- **Instructions to follow**
Will you output all of the data below exactly, omitting the images?

- **Information provided**
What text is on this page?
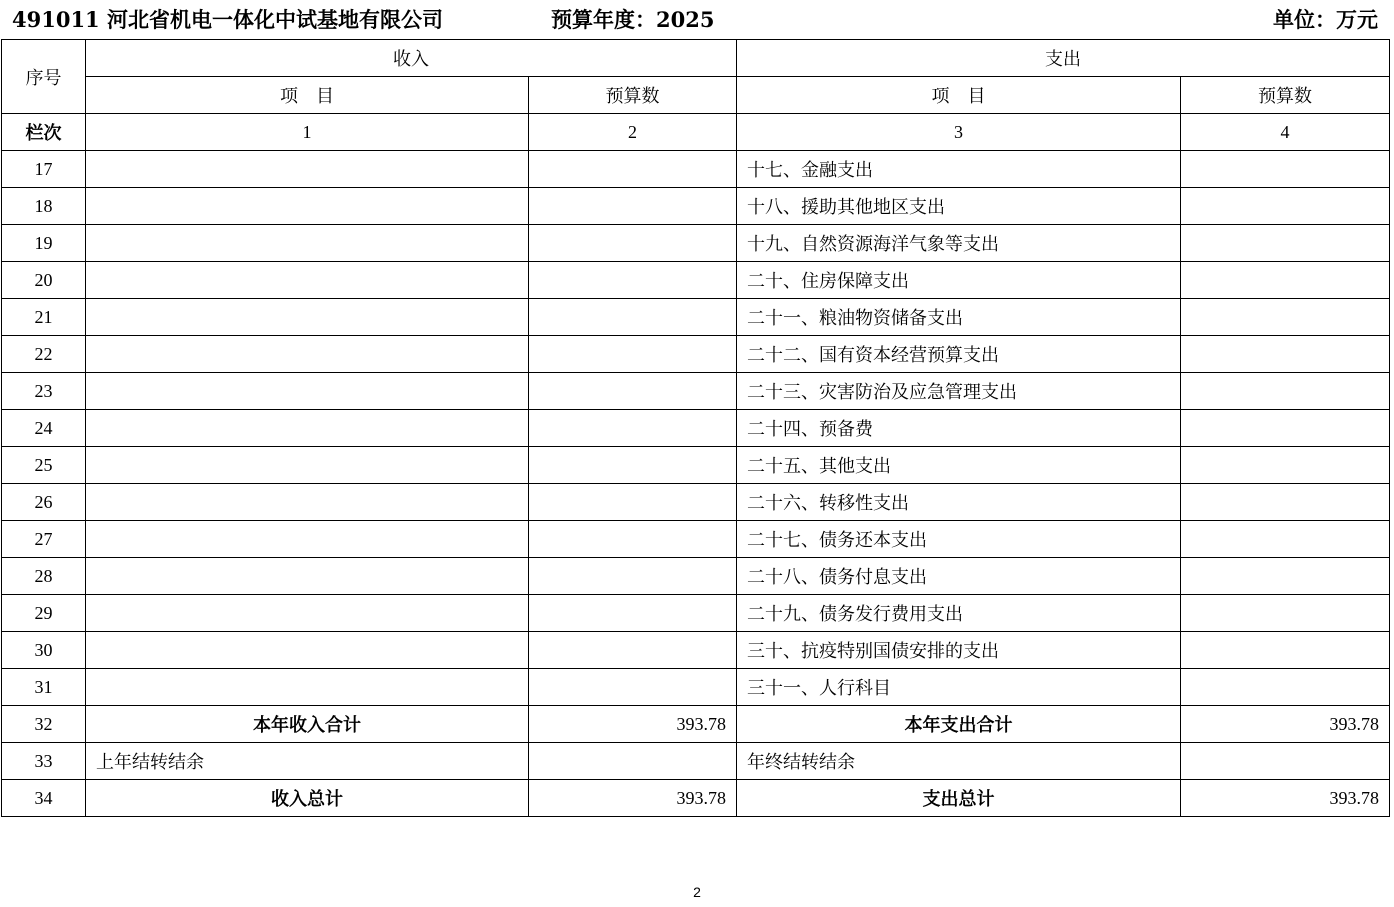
491011 河北省机电一体化中试基地有限公司	预算年度：2025	单位：万元
序号	收入		支出	
	项　目	预算数	项　目	预算数
栏次	1	2	3	4
17			十七、金融支出	
18			十八、援助其他地区支出	
19			十九、自然资源海洋气象等支出	
20			二十、住房保障支出	
21			二十一、粮油物资储备支出	
22			二十二、国有资本经营预算支出	
23			二十三、灾害防治及应急管理支出	
24			二十四、预备费	
25			二十五、其他支出	
26			二十六、转移性支出	
27			二十七、债务还本支出	
28			二十八、债务付息支出	
29			二十九、债务发行费用支出	
30			三十、抗疫特别国债安排的支出	
31			三十一、人行科目	
32	本年收入合计	393.78	本年支出合计	393.78
33	上年结转结余		年终结转结余	
34	收入总计	393.78	支出总计	393.78
2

- **The answer**
What text is on this page?
491011 河北省机电一体化中试基地有限公司	预算年度：2025	单位：万元
序号	收入		支出	
	项　目	预算数	项　目	预算数
栏次	1	2	3	4
17			十七、金融支出	
18			十八、援助其他地区支出	
19			十九、自然资源海洋气象等支出	
20			二十、住房保障支出	
21			二十一、粮油物资储备支出	
22			二十二、国有资本经营预算支出	
23			二十三、灾害防治及应急管理支出	
24			二十四、预备费	
25			二十五、其他支出	
26			二十六、转移性支出	
27			二十七、债务还本支出	
28			二十八、债务付息支出	
29			二十九、债务发行费用支出	
30			三十、抗疫特别国债安排的支出	
31			三十一、人行科目	
32	本年收入合计	393.78	本年支出合计	393.78
33	上年结转结余		年终结转结余	
34	收入总计	393.78	支出总计	393.78
2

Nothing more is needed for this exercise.